» **TASK DESCRIPTION**: Comb the records below for the string "close" and copy each line where it turns up.

-- START OF MATERIAL PROVIDED --

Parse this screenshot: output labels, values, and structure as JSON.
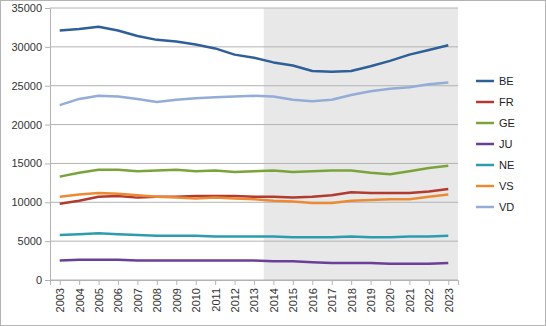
{
  "chart_data": {
    "type": "line",
    "categories": [
      "2003",
      "2004",
      "2005",
      "2006",
      "2007",
      "2008",
      "2009",
      "2010",
      "2011",
      "2012",
      "2013",
      "2014",
      "2015",
      "2016",
      "2017",
      "2018",
      "2019",
      "2020",
      "2021",
      "2022",
      "2023"
    ],
    "series": [
      {
        "name": "BE",
        "color": "#2f5f98",
        "values": [
          32100,
          32300,
          32600,
          32100,
          31400,
          30900,
          30700,
          30300,
          29800,
          29000,
          28600,
          28000,
          27600,
          26900,
          26800,
          26900,
          27500,
          28200,
          29000,
          29600,
          30200
        ]
      },
      {
        "name": "FR",
        "color": "#b23a2e",
        "values": [
          9800,
          10200,
          10700,
          10800,
          10600,
          10700,
          10700,
          10800,
          10800,
          10800,
          10700,
          10700,
          10600,
          10700,
          10900,
          11300,
          11200,
          11200,
          11200,
          11400,
          11700
        ]
      },
      {
        "name": "GE",
        "color": "#7aa43a",
        "values": [
          13300,
          13800,
          14200,
          14200,
          14000,
          14100,
          14200,
          14000,
          14100,
          13900,
          14000,
          14100,
          13900,
          14000,
          14100,
          14100,
          13800,
          13600,
          14000,
          14400,
          14700
        ]
      },
      {
        "name": "JU",
        "color": "#6a3f97",
        "values": [
          2500,
          2600,
          2600,
          2600,
          2500,
          2500,
          2500,
          2500,
          2500,
          2500,
          2500,
          2400,
          2400,
          2300,
          2200,
          2200,
          2200,
          2100,
          2100,
          2100,
          2200
        ]
      },
      {
        "name": "NE",
        "color": "#2e9bb0",
        "values": [
          5800,
          5900,
          6000,
          5900,
          5800,
          5700,
          5700,
          5700,
          5600,
          5600,
          5600,
          5600,
          5500,
          5500,
          5500,
          5600,
          5500,
          5500,
          5600,
          5600,
          5700
        ]
      },
      {
        "name": "VS",
        "color": "#ec8a33",
        "values": [
          10700,
          11000,
          11200,
          11100,
          10900,
          10700,
          10600,
          10500,
          10600,
          10500,
          10400,
          10200,
          10100,
          9900,
          9900,
          10200,
          10300,
          10400,
          10400,
          10700,
          11000
        ]
      },
      {
        "name": "VD",
        "color": "#93acd8",
        "values": [
          22500,
          23300,
          23700,
          23600,
          23300,
          22900,
          23200,
          23400,
          23500,
          23600,
          23700,
          23600,
          23200,
          23000,
          23200,
          23800,
          24300,
          24600,
          24800,
          25200,
          25400
        ]
      }
    ],
    "ylim": [
      0,
      35000
    ],
    "yticks": [
      0,
      5000,
      10000,
      15000,
      20000,
      25000,
      30000,
      35000
    ],
    "grid": true,
    "legend": "right",
    "shaded_range": [
      "2014",
      "2023"
    ]
  }
}
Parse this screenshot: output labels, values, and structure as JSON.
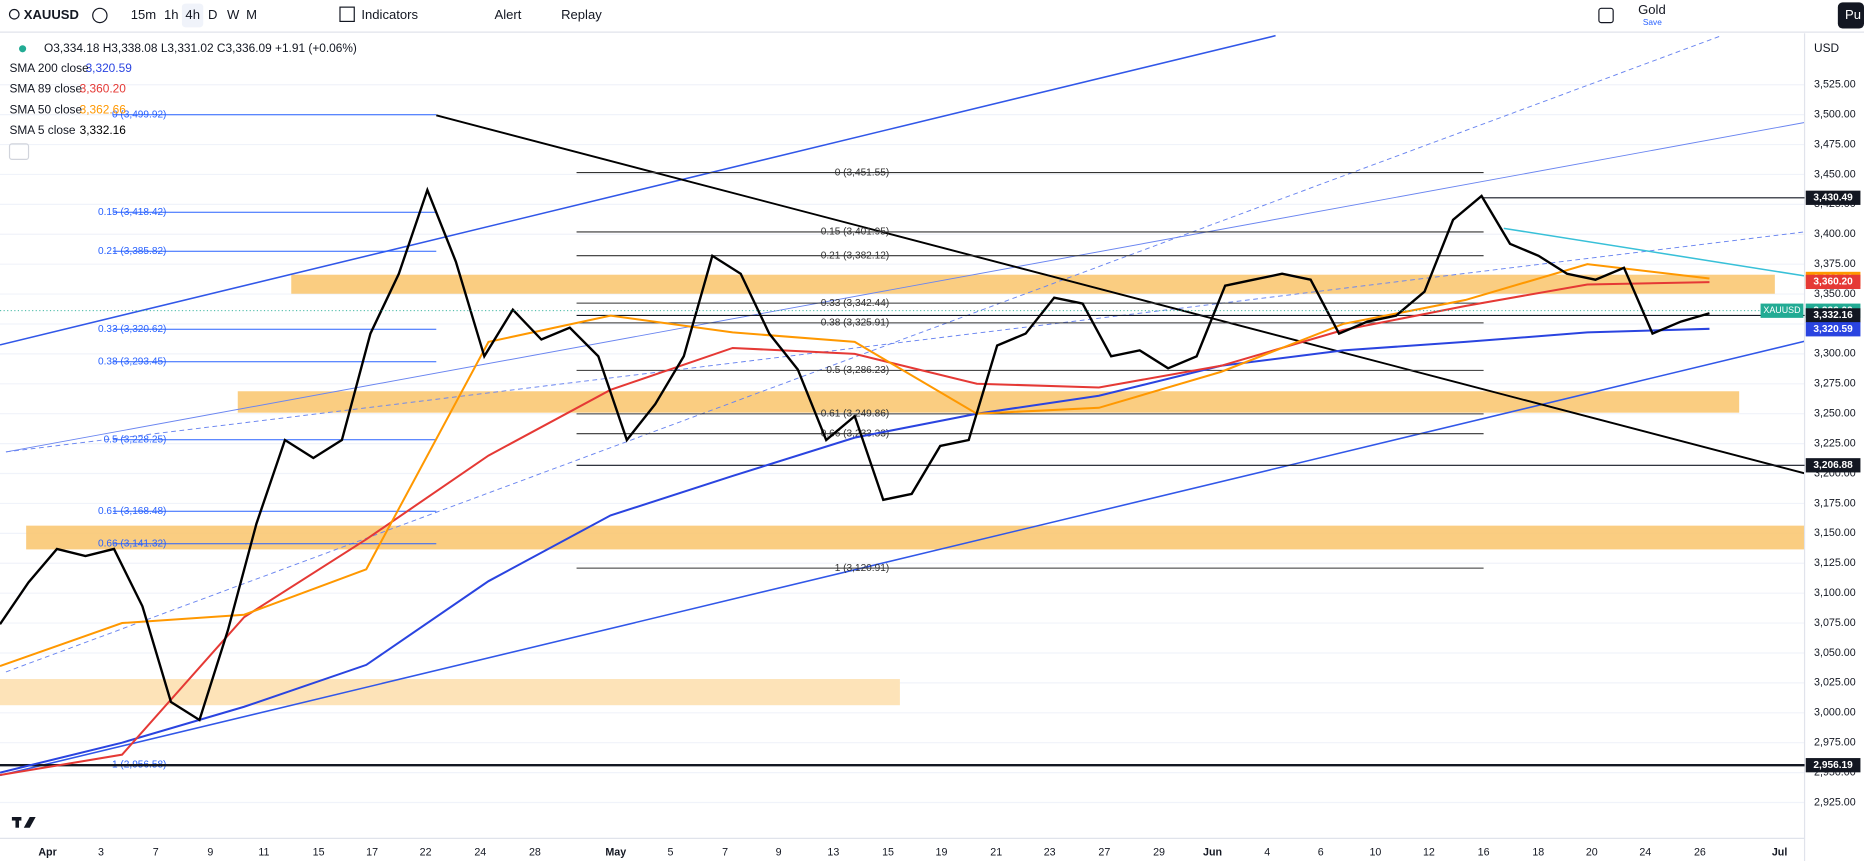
{
  "toolbar": {
    "symbol": "XAUUSD",
    "intervals": [
      "15m",
      "1h",
      "4h",
      "D",
      "W",
      "M"
    ],
    "indicators": "Indicators",
    "alert": "Alert",
    "replay": "Replay",
    "layout_name": "Gold",
    "layout_status": "Save",
    "publish": "Pu"
  },
  "legend": {
    "ohlc": "O3,334.18 H3,338.08 L3,331.02 C3,336.09 +1.91 (+0.06%)",
    "currency": "USD"
  },
  "chart_data": {
    "type": "line",
    "ylim": [
      2895,
      3566
    ],
    "yticks": [
      {
        "value": 2925,
        "label": "2,925.00"
      },
      {
        "value": 2950,
        "label": "2,950.00"
      },
      {
        "value": 2975,
        "label": "2,975.00"
      },
      {
        "value": 3000,
        "label": "3,000.00"
      },
      {
        "value": 3025,
        "label": "3,025.00"
      },
      {
        "value": 3050,
        "label": "3,050.00"
      },
      {
        "value": 3075,
        "label": "3,075.00"
      },
      {
        "value": 3100,
        "label": "3,100.00"
      },
      {
        "value": 3125,
        "label": "3,125.00"
      },
      {
        "value": 3150,
        "label": "3,150.00"
      },
      {
        "value": 3175,
        "label": "3,175.00"
      },
      {
        "value": 3200,
        "label": "3,200.00"
      },
      {
        "value": 3225,
        "label": "3,225.00"
      },
      {
        "value": 3250,
        "label": "3,250.00"
      },
      {
        "value": 3275,
        "label": "3,275.00"
      },
      {
        "value": 3300,
        "label": "3,300.00"
      },
      {
        "value": 3325,
        "label": "3,325.00"
      },
      {
        "value": 3350,
        "label": "3,350.00"
      },
      {
        "value": 3375,
        "label": "3,375.00"
      },
      {
        "value": 3400,
        "label": "3,400.00"
      },
      {
        "value": 3425,
        "label": "3,425.00"
      },
      {
        "value": 3450,
        "label": "3,450.00"
      },
      {
        "value": 3475,
        "label": "3,475.00"
      },
      {
        "value": 3500,
        "label": "3,500.00"
      },
      {
        "value": 3525,
        "label": "3,525.00"
      }
    ],
    "x_labels": [
      "Apr",
      "3",
      "7",
      "9",
      "11",
      "15",
      "17",
      "22",
      "24",
      "28",
      "May",
      "5",
      "7",
      "9",
      "13",
      "15",
      "19",
      "21",
      "23",
      "27",
      "29",
      "Jun",
      "4",
      "6",
      "10",
      "12",
      "16",
      "18",
      "20",
      "24",
      "26",
      "Jul"
    ],
    "series": [
      {
        "name": "SMA 200 close",
        "legend_value": "3,320.59",
        "color": "#2a44e0",
        "values": [
          2950,
          2975,
          3005,
          3040,
          3110,
          3165,
          3198,
          3230,
          3250,
          3265,
          3290,
          3303,
          3310,
          3318,
          3321
        ]
      },
      {
        "name": "SMA 89 close",
        "legend_value": "3,360.20",
        "color": "#e53935",
        "values": [
          2948,
          2965,
          3080,
          3145,
          3215,
          3270,
          3305,
          3300,
          3275,
          3272,
          3290,
          3320,
          3340,
          3358,
          3360
        ]
      },
      {
        "name": "SMA 50 close",
        "legend_value": "3,362.66",
        "color": "#ff9800",
        "values": [
          3039,
          3075,
          3082,
          3120,
          3310,
          3332,
          3318,
          3310,
          3250,
          3255,
          3285,
          3325,
          3345,
          3375,
          3363
        ]
      },
      {
        "name": "SMA 5 close",
        "legend_value": "3,332.16",
        "color": "#000000",
        "values": [
          3074,
          3109,
          3137,
          3131,
          3137,
          3089,
          3009,
          2994,
          3069,
          3158,
          3228,
          3213,
          3228,
          3317,
          3367,
          3437,
          3377,
          3298,
          3337,
          3312,
          3322,
          3298,
          3228,
          3258,
          3298,
          3382,
          3367,
          3317,
          3287,
          3228,
          3248,
          3178,
          3183,
          3223,
          3228,
          3307,
          3317,
          3347,
          3342,
          3298,
          3303,
          3288,
          3298,
          3357,
          3362,
          3367,
          3362,
          3317,
          3327,
          3332,
          3352,
          3412,
          3432,
          3392,
          3382,
          3367,
          3362,
          3372,
          3317,
          3327,
          3334
        ]
      }
    ],
    "fib_left": [
      {
        "label": "0 (3,499.92)",
        "value": 3499.92
      },
      {
        "label": "0.15 (3,418.42)",
        "value": 3418.42
      },
      {
        "label": "0.21 (3,385.82)",
        "value": 3385.82
      },
      {
        "label": "0.33 (3,320.62)",
        "value": 3320.62
      },
      {
        "label": "0.38 (3,293.45)",
        "value": 3293.45
      },
      {
        "label": "0.5 (3,228.25)",
        "value": 3228.25
      },
      {
        "label": "0.61 (3,168.48)",
        "value": 3168.48
      },
      {
        "label": "0.66 (3,141.32)",
        "value": 3141.32
      },
      {
        "label": "1 (2,956.58)",
        "value": 2956.58
      }
    ],
    "fib_right": [
      {
        "label": "0 (3,451.55)",
        "value": 3451.55
      },
      {
        "label": "0.15 (3,401.95)",
        "value": 3401.95
      },
      {
        "label": "0.21 (3,382.12)",
        "value": 3382.12
      },
      {
        "label": "0.33 (3,342.44)",
        "value": 3342.44
      },
      {
        "label": "0.38 (3,325.91)",
        "value": 3325.91
      },
      {
        "label": "0.5 (3,286.23)",
        "value": 3286.23
      },
      {
        "label": "0.61 (3,249.86)",
        "value": 3249.86
      },
      {
        "label": "0.66 (3,233.33)",
        "value": 3233.33
      },
      {
        "label": "1 (3,120.91)",
        "value": 3120.91
      }
    ],
    "price_tags": [
      {
        "label": "3,430.49",
        "value": 3430.49,
        "color": "#131722"
      },
      {
        "label": "3,362.66",
        "value": 3362.66,
        "color": "#ff9800"
      },
      {
        "label": "3,360.20",
        "value": 3360.2,
        "color": "#e53935"
      },
      {
        "label": "3,336.09",
        "value": 3336.09,
        "color": "#22ab94",
        "symbol": "XAUUSD"
      },
      {
        "label": "3,332.16",
        "value": 3332.16,
        "color": "#131722"
      },
      {
        "label": "3,320.59",
        "value": 3320.59,
        "color": "#2a44e0"
      },
      {
        "label": "3,206.88",
        "value": 3206.88,
        "color": "#131722"
      },
      {
        "label": "2,956.19",
        "value": 2956.19,
        "color": "#131722"
      }
    ]
  }
}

-- END OF MATERIAL PROVIDED --

» **FINISHED TASK**:
        "name": "SMA 200 close",
        "name": "SMA 89 close",
        "name": "SMA 50 close",
        "name": "SMA 5 close",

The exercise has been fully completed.